# AIM OF THE TASK:
Extract every line below, verbatim.

# THE RECORDS:

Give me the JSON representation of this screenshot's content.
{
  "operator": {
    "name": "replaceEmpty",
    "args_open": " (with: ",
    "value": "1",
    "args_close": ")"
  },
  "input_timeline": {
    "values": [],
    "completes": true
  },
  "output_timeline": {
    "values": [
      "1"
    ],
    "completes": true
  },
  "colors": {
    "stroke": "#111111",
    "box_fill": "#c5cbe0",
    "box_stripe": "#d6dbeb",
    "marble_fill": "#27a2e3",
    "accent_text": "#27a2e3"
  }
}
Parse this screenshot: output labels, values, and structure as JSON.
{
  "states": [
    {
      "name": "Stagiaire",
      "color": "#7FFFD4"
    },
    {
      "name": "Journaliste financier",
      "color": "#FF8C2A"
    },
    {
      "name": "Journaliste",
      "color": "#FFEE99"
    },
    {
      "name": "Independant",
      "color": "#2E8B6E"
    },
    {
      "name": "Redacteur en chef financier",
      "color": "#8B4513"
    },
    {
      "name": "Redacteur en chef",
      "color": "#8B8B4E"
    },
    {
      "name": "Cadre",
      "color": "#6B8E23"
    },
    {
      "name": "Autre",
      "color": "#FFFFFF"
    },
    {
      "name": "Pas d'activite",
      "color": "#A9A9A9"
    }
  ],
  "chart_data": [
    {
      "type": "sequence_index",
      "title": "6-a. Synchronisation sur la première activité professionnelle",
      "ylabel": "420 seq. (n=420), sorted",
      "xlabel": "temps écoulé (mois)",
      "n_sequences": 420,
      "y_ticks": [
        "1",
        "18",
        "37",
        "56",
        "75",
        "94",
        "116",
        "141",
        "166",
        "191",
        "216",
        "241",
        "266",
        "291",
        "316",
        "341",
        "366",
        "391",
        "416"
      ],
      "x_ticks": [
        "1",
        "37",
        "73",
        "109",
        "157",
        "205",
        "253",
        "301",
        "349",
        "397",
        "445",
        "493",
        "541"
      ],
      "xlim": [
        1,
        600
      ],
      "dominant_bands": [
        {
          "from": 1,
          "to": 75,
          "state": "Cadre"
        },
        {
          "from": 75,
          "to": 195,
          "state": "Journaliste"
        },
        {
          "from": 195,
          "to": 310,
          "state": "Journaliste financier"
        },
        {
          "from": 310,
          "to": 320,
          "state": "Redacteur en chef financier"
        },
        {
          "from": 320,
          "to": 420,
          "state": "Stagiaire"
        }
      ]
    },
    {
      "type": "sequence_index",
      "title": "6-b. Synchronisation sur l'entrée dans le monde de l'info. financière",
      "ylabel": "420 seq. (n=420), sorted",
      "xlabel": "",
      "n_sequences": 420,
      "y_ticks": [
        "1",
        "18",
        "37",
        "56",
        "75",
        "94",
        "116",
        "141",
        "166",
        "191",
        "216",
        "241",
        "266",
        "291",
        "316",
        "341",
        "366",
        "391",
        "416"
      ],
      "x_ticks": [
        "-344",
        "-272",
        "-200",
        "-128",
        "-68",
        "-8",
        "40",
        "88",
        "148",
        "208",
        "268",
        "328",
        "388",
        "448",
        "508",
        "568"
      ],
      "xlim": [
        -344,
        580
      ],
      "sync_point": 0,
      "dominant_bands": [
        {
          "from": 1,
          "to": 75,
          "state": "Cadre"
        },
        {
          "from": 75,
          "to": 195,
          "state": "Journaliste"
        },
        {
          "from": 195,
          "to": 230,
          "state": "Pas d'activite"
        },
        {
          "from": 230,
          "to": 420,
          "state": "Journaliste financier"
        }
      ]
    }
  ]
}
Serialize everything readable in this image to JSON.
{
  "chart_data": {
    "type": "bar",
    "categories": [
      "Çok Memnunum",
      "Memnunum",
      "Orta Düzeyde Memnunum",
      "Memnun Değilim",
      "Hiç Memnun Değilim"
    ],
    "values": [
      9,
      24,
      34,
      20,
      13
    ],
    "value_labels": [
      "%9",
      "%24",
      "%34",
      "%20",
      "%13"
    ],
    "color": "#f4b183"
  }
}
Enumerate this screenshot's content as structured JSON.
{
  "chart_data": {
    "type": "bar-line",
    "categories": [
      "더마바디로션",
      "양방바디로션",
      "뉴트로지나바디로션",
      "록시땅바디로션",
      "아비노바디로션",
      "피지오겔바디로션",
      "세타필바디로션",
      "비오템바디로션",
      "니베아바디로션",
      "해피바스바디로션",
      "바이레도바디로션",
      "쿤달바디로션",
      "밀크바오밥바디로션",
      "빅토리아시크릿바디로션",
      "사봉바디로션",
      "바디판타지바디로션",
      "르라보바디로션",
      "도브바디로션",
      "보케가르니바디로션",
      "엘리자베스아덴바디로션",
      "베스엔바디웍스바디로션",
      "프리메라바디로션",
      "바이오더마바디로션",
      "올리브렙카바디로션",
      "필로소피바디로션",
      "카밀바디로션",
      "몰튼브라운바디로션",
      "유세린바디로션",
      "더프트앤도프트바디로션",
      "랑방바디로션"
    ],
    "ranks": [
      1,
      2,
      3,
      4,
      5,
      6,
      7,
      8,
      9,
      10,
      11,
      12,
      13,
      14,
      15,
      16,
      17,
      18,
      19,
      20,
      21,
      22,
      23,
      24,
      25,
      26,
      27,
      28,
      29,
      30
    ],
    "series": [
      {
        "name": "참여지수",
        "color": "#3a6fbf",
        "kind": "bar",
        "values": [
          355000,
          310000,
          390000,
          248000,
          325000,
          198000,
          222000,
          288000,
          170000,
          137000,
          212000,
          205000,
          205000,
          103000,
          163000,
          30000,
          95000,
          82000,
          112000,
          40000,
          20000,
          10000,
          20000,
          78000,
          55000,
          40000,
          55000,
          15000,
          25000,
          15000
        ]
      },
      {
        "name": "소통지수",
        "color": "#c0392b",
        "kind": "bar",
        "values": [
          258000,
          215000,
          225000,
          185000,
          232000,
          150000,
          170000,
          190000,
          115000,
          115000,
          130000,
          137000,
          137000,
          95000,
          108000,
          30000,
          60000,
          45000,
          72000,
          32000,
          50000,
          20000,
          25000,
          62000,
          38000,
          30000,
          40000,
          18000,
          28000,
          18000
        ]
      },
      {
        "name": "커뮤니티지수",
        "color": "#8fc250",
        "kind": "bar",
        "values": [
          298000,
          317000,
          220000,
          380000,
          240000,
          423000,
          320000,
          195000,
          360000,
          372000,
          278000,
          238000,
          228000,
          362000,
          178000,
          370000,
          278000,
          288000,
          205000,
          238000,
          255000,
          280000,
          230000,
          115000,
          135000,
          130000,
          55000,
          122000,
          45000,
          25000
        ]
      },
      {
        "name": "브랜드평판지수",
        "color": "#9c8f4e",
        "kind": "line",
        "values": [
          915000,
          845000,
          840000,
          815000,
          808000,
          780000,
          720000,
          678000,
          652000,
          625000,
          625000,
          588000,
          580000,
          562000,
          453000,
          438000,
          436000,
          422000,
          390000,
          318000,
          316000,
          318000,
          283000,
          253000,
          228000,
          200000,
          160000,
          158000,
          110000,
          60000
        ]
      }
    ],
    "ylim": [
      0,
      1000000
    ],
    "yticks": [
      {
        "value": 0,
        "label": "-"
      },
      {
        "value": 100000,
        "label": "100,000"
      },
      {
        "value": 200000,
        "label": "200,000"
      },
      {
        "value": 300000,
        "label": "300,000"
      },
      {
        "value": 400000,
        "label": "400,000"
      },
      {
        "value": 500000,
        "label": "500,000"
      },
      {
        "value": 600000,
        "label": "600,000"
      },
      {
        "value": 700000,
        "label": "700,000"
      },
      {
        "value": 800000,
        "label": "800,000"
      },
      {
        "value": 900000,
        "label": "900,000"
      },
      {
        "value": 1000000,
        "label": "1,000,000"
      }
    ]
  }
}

# EXPECTED ANSWER:
Give me the JSON representation of this screenshot's content.
{
  "operator": {
    "name": "replaceEmpty",
    "args_open": " (with: ",
    "value": "1",
    "args_close": ")"
  },
  "input_timeline": {
    "values": [],
    "completes": true
  },
  "output_timeline": {
    "values": [
      "1"
    ],
    "completes": true
  },
  "colors": {
    "stroke": "#111111",
    "box_fill": "#c5cbe0",
    "box_stripe": "#d6dbeb",
    "marble_fill": "#27a2e3",
    "accent_text": "#27a2e3"
  }
}
Parse this screenshot: output labels, values, and structure as JSON.
{
  "states": [
    {
      "name": "Stagiaire",
      "color": "#7FFFD4"
    },
    {
      "name": "Journaliste financier",
      "color": "#FF8C2A"
    },
    {
      "name": "Journaliste",
      "color": "#FFEE99"
    },
    {
      "name": "Independant",
      "color": "#2E8B6E"
    },
    {
      "name": "Redacteur en chef financier",
      "color": "#8B4513"
    },
    {
      "name": "Redacteur en chef",
      "color": "#8B8B4E"
    },
    {
      "name": "Cadre",
      "color": "#6B8E23"
    },
    {
      "name": "Autre",
      "color": "#FFFFFF"
    },
    {
      "name": "Pas d'activite",
      "color": "#A9A9A9"
    }
  ],
  "chart_data": [
    {
      "type": "sequence_index",
      "title": "6-a. Synchronisation sur la première activité professionnelle",
      "ylabel": "420 seq. (n=420), sorted",
      "xlabel": "temps écoulé (mois)",
      "n_sequences": 420,
      "y_ticks": [
        "1",
        "18",
        "37",
        "56",
        "75",
        "94",
        "116",
        "141",
        "166",
        "191",
        "216",
        "241",
        "266",
        "291",
        "316",
        "341",
        "366",
        "391",
        "416"
      ],
      "x_ticks": [
        "1",
        "37",
        "73",
        "109",
        "157",
        "205",
        "253",
        "301",
        "349",
        "397",
        "445",
        "493",
        "541"
      ],
      "xlim": [
        1,
        600
      ],
      "dominant_bands": [
        {
          "from": 1,
          "to": 75,
          "state": "Cadre"
        },
        {
          "from": 75,
          "to": 195,
          "state": "Journaliste"
        },
        {
          "from": 195,
          "to": 310,
          "state": "Journaliste financier"
        },
        {
          "from": 310,
          "to": 320,
          "state": "Redacteur en chef financier"
        },
        {
          "from": 320,
          "to": 420,
          "state": "Stagiaire"
        }
      ]
    },
    {
      "type": "sequence_index",
      "title": "6-b. Synchronisation sur l'entrée dans le monde de l'info. financière",
      "ylabel": "420 seq. (n=420), sorted",
      "xlabel": "",
      "n_sequences": 420,
      "y_ticks": [
        "1",
        "18",
        "37",
        "56",
        "75",
        "94",
        "116",
        "141",
        "166",
        "191",
        "216",
        "241",
        "266",
        "291",
        "316",
        "341",
        "366",
        "391",
        "416"
      ],
      "x_ticks": [
        "-344",
        "-272",
        "-200",
        "-128",
        "-68",
        "-8",
        "40",
        "88",
        "148",
        "208",
        "268",
        "328",
        "388",
        "448",
        "508",
        "568"
      ],
      "xlim": [
        -344,
        580
      ],
      "sync_point": 0,
      "dominant_bands": [
        {
          "from": 1,
          "to": 75,
          "state": "Cadre"
        },
        {
          "from": 75,
          "to": 195,
          "state": "Journaliste"
        },
        {
          "from": 195,
          "to": 230,
          "state": "Pas d'activite"
        },
        {
          "from": 230,
          "to": 420,
          "state": "Journaliste financier"
        }
      ]
    }
  ]
}
Serialize everything readable in this image to JSON.
{
  "chart_data": {
    "type": "bar",
    "categories": [
      "Çok Memnunum",
      "Memnunum",
      "Orta Düzeyde Memnunum",
      "Memnun Değilim",
      "Hiç Memnun Değilim"
    ],
    "values": [
      9,
      24,
      34,
      20,
      13
    ],
    "value_labels": [
      "%9",
      "%24",
      "%34",
      "%20",
      "%13"
    ],
    "color": "#f4b183"
  }
}
Enumerate this screenshot's content as structured JSON.
{
  "chart_data": {
    "type": "bar-line",
    "categories": [
      "더마바디로션",
      "양방바디로션",
      "뉴트로지나바디로션",
      "록시땅바디로션",
      "아비노바디로션",
      "피지오겔바디로션",
      "세타필바디로션",
      "비오템바디로션",
      "니베아바디로션",
      "해피바스바디로션",
      "바이레도바디로션",
      "쿤달바디로션",
      "밀크바오밥바디로션",
      "빅토리아시크릿바디로션",
      "사봉바디로션",
      "바디판타지바디로션",
      "르라보바디로션",
      "도브바디로션",
      "보케가르니바디로션",
      "엘리자베스아덴바디로션",
      "베스엔바디웍스바디로션",
      "프리메라바디로션",
      "바이오더마바디로션",
      "올리브렙카바디로션",
      "필로소피바디로션",
      "카밀바디로션",
      "몰튼브라운바디로션",
      "유세린바디로션",
      "더프트앤도프트바디로션",
      "랑방바디로션"
    ],
    "ranks": [
      1,
      2,
      3,
      4,
      5,
      6,
      7,
      8,
      9,
      10,
      11,
      12,
      13,
      14,
      15,
      16,
      17,
      18,
      19,
      20,
      21,
      22,
      23,
      24,
      25,
      26,
      27,
      28,
      29,
      30
    ],
    "series": [
      {
        "name": "참여지수",
        "color": "#3a6fbf",
        "kind": "bar",
        "values": [
          355000,
          310000,
          390000,
          248000,
          325000,
          198000,
          222000,
          288000,
          170000,
          137000,
          212000,
          205000,
          205000,
          103000,
          163000,
          30000,
          95000,
          82000,
          112000,
          40000,
          20000,
          10000,
          20000,
          78000,
          55000,
          40000,
          55000,
          15000,
          25000,
          15000
        ]
      },
      {
        "name": "소통지수",
        "color": "#c0392b",
        "kind": "bar",
        "values": [
          258000,
          215000,
          225000,
          185000,
          232000,
          150000,
          170000,
          190000,
          115000,
          115000,
          130000,
          137000,
          137000,
          95000,
          108000,
          30000,
          60000,
          45000,
          72000,
          32000,
          50000,
          20000,
          25000,
          62000,
          38000,
          30000,
          40000,
          18000,
          28000,
          18000
        ]
      },
      {
        "name": "커뮤니티지수",
        "color": "#8fc250",
        "kind": "bar",
        "values": [
          298000,
          317000,
          220000,
          380000,
          240000,
          423000,
          320000,
          195000,
          360000,
          372000,
          278000,
          238000,
          228000,
          362000,
          178000,
          370000,
          278000,
          288000,
          205000,
          238000,
          255000,
          280000,
          230000,
          115000,
          135000,
          130000,
          55000,
          122000,
          45000,
          25000
        ]
      },
      {
        "name": "브랜드평판지수",
        "color": "#9c8f4e",
        "kind": "line",
        "values": [
          915000,
          845000,
          840000,
          815000,
          808000,
          780000,
          720000,
          678000,
          652000,
          625000,
          625000,
          588000,
          580000,
          562000,
          453000,
          438000,
          436000,
          422000,
          390000,
          318000,
          316000,
          318000,
          283000,
          253000,
          228000,
          200000,
          160000,
          158000,
          110000,
          60000
        ]
      }
    ],
    "ylim": [
      0,
      1000000
    ],
    "yticks": [
      {
        "value": 0,
        "label": "-"
      },
      {
        "value": 100000,
        "label": "100,000"
      },
      {
        "value": 200000,
        "label": "200,000"
      },
      {
        "value": 300000,
        "label": "300,000"
      },
      {
        "value": 400000,
        "label": "400,000"
      },
      {
        "value": 500000,
        "label": "500,000"
      },
      {
        "value": 600000,
        "label": "600,000"
      },
      {
        "value": 700000,
        "label": "700,000"
      },
      {
        "value": 800000,
        "label": "800,000"
      },
      {
        "value": 900000,
        "label": "900,000"
      },
      {
        "value": 1000000,
        "label": "1,000,000"
      }
    ]
  }
}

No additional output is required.